Work to complete:
Without the pictures, set down every line of the data exactly.
· · · · · · ·
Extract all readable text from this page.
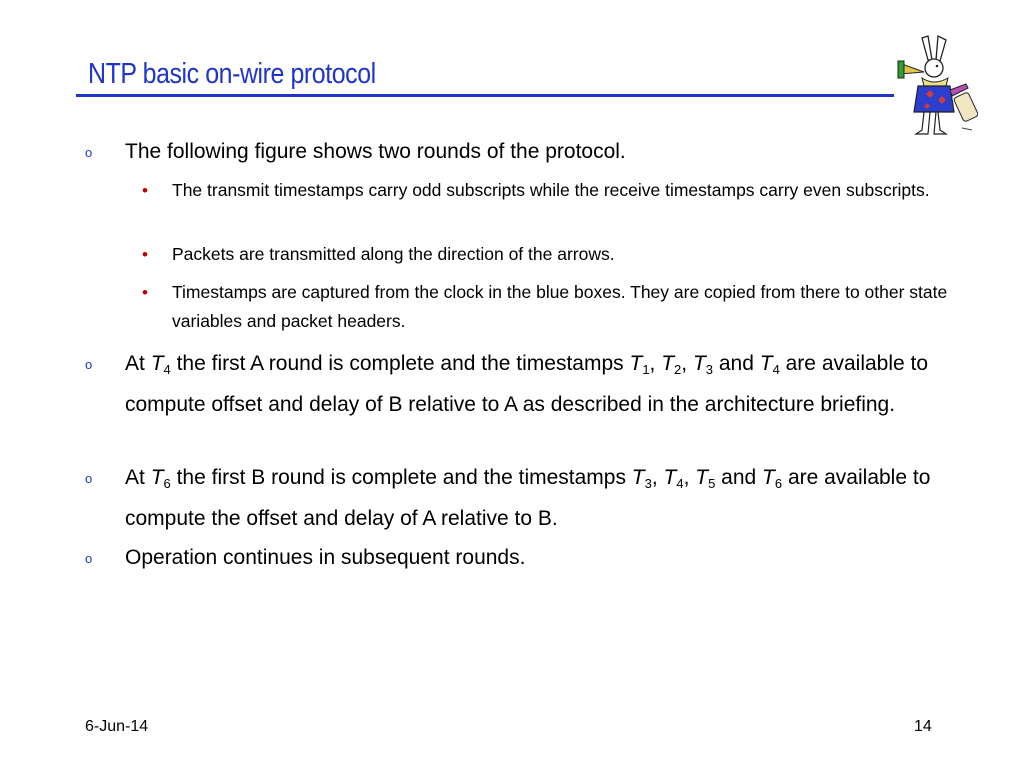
NTP basic on-wire protocol
o The following figure shows two rounds of the protocol.
• The transmit timestamps carry odd subscripts while the receive timestamps carry even subscripts.
• Packets are transmitted along the direction of the arrows.
• Timestamps are captured from the clock in the blue boxes. They are copied from there to other state variables and packet headers.
o At $T_4$ the first A round is complete and the timestamps $T_1$, $T_2$, $T_3$ and $T_4$ are available to compute offset and delay of B relative to A as described in the architecture briefing.
o At $T_6$ the first B round is complete and the timestamps $T_3$, $T_4$, $T_5$ and $T_6$ are available to compute the offset and delay of A relative to B.
o Operation continues in subsequent rounds.
6-Jun-14	14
· · · · · · ·
Solution to the problem:
Extract all readable text from this page.
NTP basic on-wire protocol
o The following figure shows two rounds of the protocol.
• The transmit timestamps carry odd subscripts while the receive timestamps carry even subscripts.
• Packets are transmitted along the direction of the arrows.
• Timestamps are captured from the clock in the blue boxes. They are copied from there to other state variables and packet headers.
o At $T_4$ the first A round is complete and the timestamps $T_1$, $T_2$, $T_3$ and $T_4$ are available to compute offset and delay of B relative to A as described in the architecture briefing.
o At $T_6$ the first B round is complete and the timestamps $T_3$, $T_4$, $T_5$ and $T_6$ are available to compute the offset and delay of A relative to B.
o Operation continues in subsequent rounds.
6-Jun-14	14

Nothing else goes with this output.